- [SET PROBLEM]:
Quote all entries in full, exactly.

- [WORKING DATA]:

• • • • • • •

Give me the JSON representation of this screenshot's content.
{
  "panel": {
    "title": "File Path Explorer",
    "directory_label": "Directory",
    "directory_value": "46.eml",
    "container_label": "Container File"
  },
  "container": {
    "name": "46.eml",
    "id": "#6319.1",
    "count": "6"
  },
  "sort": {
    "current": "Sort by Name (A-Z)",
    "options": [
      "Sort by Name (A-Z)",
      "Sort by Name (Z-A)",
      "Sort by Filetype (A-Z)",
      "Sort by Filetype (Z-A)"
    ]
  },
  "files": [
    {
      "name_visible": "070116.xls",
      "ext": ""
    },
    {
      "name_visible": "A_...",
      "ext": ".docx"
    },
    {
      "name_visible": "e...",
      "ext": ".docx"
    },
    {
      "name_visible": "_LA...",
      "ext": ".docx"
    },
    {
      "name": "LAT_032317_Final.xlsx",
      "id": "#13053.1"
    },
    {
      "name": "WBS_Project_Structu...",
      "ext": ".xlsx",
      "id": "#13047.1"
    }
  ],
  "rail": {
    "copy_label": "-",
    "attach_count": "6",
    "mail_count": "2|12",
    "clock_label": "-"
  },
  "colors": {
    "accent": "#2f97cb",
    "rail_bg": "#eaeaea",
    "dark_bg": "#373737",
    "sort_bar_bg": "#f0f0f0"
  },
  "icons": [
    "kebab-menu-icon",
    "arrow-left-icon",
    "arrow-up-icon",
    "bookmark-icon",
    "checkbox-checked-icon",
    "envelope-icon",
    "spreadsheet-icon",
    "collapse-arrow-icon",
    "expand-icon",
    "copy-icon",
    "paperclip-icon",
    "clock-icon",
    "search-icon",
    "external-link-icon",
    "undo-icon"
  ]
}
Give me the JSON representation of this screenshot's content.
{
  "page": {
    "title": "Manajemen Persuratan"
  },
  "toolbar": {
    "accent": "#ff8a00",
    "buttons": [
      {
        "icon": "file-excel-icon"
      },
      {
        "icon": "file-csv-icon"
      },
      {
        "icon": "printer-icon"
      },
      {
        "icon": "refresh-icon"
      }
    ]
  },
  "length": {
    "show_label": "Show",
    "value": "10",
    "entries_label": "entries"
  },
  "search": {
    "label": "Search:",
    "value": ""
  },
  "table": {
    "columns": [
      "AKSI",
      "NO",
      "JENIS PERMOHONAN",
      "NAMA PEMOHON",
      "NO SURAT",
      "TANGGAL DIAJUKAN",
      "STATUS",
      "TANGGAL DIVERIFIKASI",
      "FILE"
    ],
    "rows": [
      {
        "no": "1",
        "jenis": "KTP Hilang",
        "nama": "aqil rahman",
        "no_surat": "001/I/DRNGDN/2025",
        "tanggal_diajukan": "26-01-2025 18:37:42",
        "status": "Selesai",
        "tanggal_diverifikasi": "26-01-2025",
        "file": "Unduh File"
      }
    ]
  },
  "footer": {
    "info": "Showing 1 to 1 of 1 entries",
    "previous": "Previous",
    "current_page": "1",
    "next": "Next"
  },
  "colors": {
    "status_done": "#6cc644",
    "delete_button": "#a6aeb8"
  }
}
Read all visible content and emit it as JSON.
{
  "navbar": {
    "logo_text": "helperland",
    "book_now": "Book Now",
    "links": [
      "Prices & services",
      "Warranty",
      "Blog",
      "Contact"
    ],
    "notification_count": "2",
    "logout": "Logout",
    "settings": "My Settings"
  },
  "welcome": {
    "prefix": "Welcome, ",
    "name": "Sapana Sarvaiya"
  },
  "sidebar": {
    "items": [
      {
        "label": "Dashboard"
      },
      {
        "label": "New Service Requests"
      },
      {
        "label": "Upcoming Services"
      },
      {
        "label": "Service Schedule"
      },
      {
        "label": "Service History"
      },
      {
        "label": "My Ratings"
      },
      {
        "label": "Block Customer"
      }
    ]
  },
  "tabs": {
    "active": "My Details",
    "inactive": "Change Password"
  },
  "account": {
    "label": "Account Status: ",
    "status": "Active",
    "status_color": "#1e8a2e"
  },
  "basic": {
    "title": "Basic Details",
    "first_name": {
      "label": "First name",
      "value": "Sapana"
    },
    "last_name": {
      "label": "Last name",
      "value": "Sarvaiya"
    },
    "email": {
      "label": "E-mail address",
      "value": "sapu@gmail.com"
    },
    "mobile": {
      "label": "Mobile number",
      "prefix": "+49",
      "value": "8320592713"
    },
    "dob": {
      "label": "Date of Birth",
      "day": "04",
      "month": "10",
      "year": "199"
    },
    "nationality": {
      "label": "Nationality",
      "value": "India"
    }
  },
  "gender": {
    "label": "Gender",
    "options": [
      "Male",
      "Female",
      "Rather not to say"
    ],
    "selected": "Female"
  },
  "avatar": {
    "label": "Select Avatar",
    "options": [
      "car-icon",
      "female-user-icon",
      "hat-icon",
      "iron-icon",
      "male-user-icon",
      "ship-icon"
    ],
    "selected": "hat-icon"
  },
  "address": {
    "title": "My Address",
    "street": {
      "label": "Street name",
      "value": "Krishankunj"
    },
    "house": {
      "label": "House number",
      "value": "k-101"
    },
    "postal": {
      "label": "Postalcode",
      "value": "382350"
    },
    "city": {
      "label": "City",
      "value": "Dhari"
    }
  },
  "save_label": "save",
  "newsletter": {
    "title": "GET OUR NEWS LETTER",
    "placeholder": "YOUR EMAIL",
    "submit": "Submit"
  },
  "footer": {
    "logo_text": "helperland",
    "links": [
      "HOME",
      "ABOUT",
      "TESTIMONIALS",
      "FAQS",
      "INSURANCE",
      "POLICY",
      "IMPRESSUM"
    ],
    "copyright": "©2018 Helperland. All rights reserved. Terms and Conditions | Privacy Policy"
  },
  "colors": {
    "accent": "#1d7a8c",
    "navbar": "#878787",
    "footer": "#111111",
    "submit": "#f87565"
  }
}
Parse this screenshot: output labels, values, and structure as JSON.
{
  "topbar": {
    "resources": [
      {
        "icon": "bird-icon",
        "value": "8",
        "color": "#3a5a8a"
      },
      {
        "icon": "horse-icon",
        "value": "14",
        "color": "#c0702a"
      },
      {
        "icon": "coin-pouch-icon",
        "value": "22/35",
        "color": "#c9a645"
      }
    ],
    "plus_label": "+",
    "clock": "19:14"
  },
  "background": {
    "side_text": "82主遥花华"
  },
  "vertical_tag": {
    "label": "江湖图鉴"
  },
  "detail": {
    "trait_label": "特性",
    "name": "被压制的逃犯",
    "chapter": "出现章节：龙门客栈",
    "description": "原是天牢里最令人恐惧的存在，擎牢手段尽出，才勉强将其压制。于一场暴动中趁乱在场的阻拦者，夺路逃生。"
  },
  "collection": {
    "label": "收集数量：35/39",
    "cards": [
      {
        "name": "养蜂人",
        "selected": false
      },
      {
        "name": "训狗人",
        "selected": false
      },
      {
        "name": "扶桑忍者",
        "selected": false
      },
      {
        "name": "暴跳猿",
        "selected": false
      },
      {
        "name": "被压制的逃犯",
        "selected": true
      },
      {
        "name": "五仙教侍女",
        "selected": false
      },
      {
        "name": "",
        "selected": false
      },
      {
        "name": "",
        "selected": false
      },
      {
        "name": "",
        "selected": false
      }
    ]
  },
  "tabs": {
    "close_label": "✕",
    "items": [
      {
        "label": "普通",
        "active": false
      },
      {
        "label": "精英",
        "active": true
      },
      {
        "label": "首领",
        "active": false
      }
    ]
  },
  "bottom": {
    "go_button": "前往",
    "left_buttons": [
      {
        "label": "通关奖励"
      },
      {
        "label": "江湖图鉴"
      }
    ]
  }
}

• • • • • • •

- [RESULT OF THE TASK]:
Give me the JSON representation of this screenshot's content.
{
  "panel": {
    "title": "File Path Explorer",
    "directory_label": "Directory",
    "directory_value": "46.eml",
    "container_label": "Container File"
  },
  "container": {
    "name": "46.eml",
    "id": "#6319.1",
    "count": "6"
  },
  "sort": {
    "current": "Sort by Name (A-Z)",
    "options": [
      "Sort by Name (A-Z)",
      "Sort by Name (Z-A)",
      "Sort by Filetype (A-Z)",
      "Sort by Filetype (Z-A)"
    ]
  },
  "files": [
    {
      "name_visible": "070116.xls",
      "ext": ""
    },
    {
      "name_visible": "A_...",
      "ext": ".docx"
    },
    {
      "name_visible": "e...",
      "ext": ".docx"
    },
    {
      "name_visible": "_LA...",
      "ext": ".docx"
    },
    {
      "name": "LAT_032317_Final.xlsx",
      "id": "#13053.1"
    },
    {
      "name": "WBS_Project_Structu...",
      "ext": ".xlsx",
      "id": "#13047.1"
    }
  ],
  "rail": {
    "copy_label": "-",
    "attach_count": "6",
    "mail_count": "2|12",
    "clock_label": "-"
  },
  "colors": {
    "accent": "#2f97cb",
    "rail_bg": "#eaeaea",
    "dark_bg": "#373737",
    "sort_bar_bg": "#f0f0f0"
  },
  "icons": [
    "kebab-menu-icon",
    "arrow-left-icon",
    "arrow-up-icon",
    "bookmark-icon",
    "checkbox-checked-icon",
    "envelope-icon",
    "spreadsheet-icon",
    "collapse-arrow-icon",
    "expand-icon",
    "copy-icon",
    "paperclip-icon",
    "clock-icon",
    "search-icon",
    "external-link-icon",
    "undo-icon"
  ]
}
Give me the JSON representation of this screenshot's content.
{
  "page": {
    "title": "Manajemen Persuratan"
  },
  "toolbar": {
    "accent": "#ff8a00",
    "buttons": [
      {
        "icon": "file-excel-icon"
      },
      {
        "icon": "file-csv-icon"
      },
      {
        "icon": "printer-icon"
      },
      {
        "icon": "refresh-icon"
      }
    ]
  },
  "length": {
    "show_label": "Show",
    "value": "10",
    "entries_label": "entries"
  },
  "search": {
    "label": "Search:",
    "value": ""
  },
  "table": {
    "columns": [
      "AKSI",
      "NO",
      "JENIS PERMOHONAN",
      "NAMA PEMOHON",
      "NO SURAT",
      "TANGGAL DIAJUKAN",
      "STATUS",
      "TANGGAL DIVERIFIKASI",
      "FILE"
    ],
    "rows": [
      {
        "no": "1",
        "jenis": "KTP Hilang",
        "nama": "aqil rahman",
        "no_surat": "001/I/DRNGDN/2025",
        "tanggal_diajukan": "26-01-2025 18:37:42",
        "status": "Selesai",
        "tanggal_diverifikasi": "26-01-2025",
        "file": "Unduh File"
      }
    ]
  },
  "footer": {
    "info": "Showing 1 to 1 of 1 entries",
    "previous": "Previous",
    "current_page": "1",
    "next": "Next"
  },
  "colors": {
    "status_done": "#6cc644",
    "delete_button": "#a6aeb8"
  }
}
Read all visible content and emit it as JSON.
{
  "navbar": {
    "logo_text": "helperland",
    "book_now": "Book Now",
    "links": [
      "Prices & services",
      "Warranty",
      "Blog",
      "Contact"
    ],
    "notification_count": "2",
    "logout": "Logout",
    "settings": "My Settings"
  },
  "welcome": {
    "prefix": "Welcome, ",
    "name": "Sapana Sarvaiya"
  },
  "sidebar": {
    "items": [
      {
        "label": "Dashboard"
      },
      {
        "label": "New Service Requests"
      },
      {
        "label": "Upcoming Services"
      },
      {
        "label": "Service Schedule"
      },
      {
        "label": "Service History"
      },
      {
        "label": "My Ratings"
      },
      {
        "label": "Block Customer"
      }
    ]
  },
  "tabs": {
    "active": "My Details",
    "inactive": "Change Password"
  },
  "account": {
    "label": "Account Status: ",
    "status": "Active",
    "status_color": "#1e8a2e"
  },
  "basic": {
    "title": "Basic Details",
    "first_name": {
      "label": "First name",
      "value": "Sapana"
    },
    "last_name": {
      "label": "Last name",
      "value": "Sarvaiya"
    },
    "email": {
      "label": "E-mail address",
      "value": "sapu@gmail.com"
    },
    "mobile": {
      "label": "Mobile number",
      "prefix": "+49",
      "value": "8320592713"
    },
    "dob": {
      "label": "Date of Birth",
      "day": "04",
      "month": "10",
      "year": "199"
    },
    "nationality": {
      "label": "Nationality",
      "value": "India"
    }
  },
  "gender": {
    "label": "Gender",
    "options": [
      "Male",
      "Female",
      "Rather not to say"
    ],
    "selected": "Female"
  },
  "avatar": {
    "label": "Select Avatar",
    "options": [
      "car-icon",
      "female-user-icon",
      "hat-icon",
      "iron-icon",
      "male-user-icon",
      "ship-icon"
    ],
    "selected": "hat-icon"
  },
  "address": {
    "title": "My Address",
    "street": {
      "label": "Street name",
      "value": "Krishankunj"
    },
    "house": {
      "label": "House number",
      "value": "k-101"
    },
    "postal": {
      "label": "Postalcode",
      "value": "382350"
    },
    "city": {
      "label": "City",
      "value": "Dhari"
    }
  },
  "save_label": "save",
  "newsletter": {
    "title": "GET OUR NEWS LETTER",
    "placeholder": "YOUR EMAIL",
    "submit": "Submit"
  },
  "footer": {
    "logo_text": "helperland",
    "links": [
      "HOME",
      "ABOUT",
      "TESTIMONIALS",
      "FAQS",
      "INSURANCE",
      "POLICY",
      "IMPRESSUM"
    ],
    "copyright": "©2018 Helperland. All rights reserved. Terms and Conditions | Privacy Policy"
  },
  "colors": {
    "accent": "#1d7a8c",
    "navbar": "#878787",
    "footer": "#111111",
    "submit": "#f87565"
  }
}
Parse this screenshot: output labels, values, and structure as JSON.
{
  "topbar": {
    "resources": [
      {
        "icon": "bird-icon",
        "value": "8",
        "color": "#3a5a8a"
      },
      {
        "icon": "horse-icon",
        "value": "14",
        "color": "#c0702a"
      },
      {
        "icon": "coin-pouch-icon",
        "value": "22/35",
        "color": "#c9a645"
      }
    ],
    "plus_label": "+",
    "clock": "19:14"
  },
  "background": {
    "side_text": "82主遥花华"
  },
  "vertical_tag": {
    "label": "江湖图鉴"
  },
  "detail": {
    "trait_label": "特性",
    "name": "被压制的逃犯",
    "chapter": "出现章节：龙门客栈",
    "description": "原是天牢里最令人恐惧的存在，擎牢手段尽出，才勉强将其压制。于一场暴动中趁乱在场的阻拦者，夺路逃生。"
  },
  "collection": {
    "label": "收集数量：35/39",
    "cards": [
      {
        "name": "养蜂人",
        "selected": false
      },
      {
        "name": "训狗人",
        "selected": false
      },
      {
        "name": "扶桑忍者",
        "selected": false
      },
      {
        "name": "暴跳猿",
        "selected": false
      },
      {
        "name": "被压制的逃犯",
        "selected": true
      },
      {
        "name": "五仙教侍女",
        "selected": false
      },
      {
        "name": "",
        "selected": false
      },
      {
        "name": "",
        "selected": false
      },
      {
        "name": "",
        "selected": false
      }
    ]
  },
  "tabs": {
    "close_label": "✕",
    "items": [
      {
        "label": "普通",
        "active": false
      },
      {
        "label": "精英",
        "active": true
      },
      {
        "label": "首领",
        "active": false
      }
    ]
  },
  "bottom": {
    "go_button": "前往",
    "left_buttons": [
      {
        "label": "通关奖励"
      },
      {
        "label": "江湖图鉴"
      }
    ]
  }
}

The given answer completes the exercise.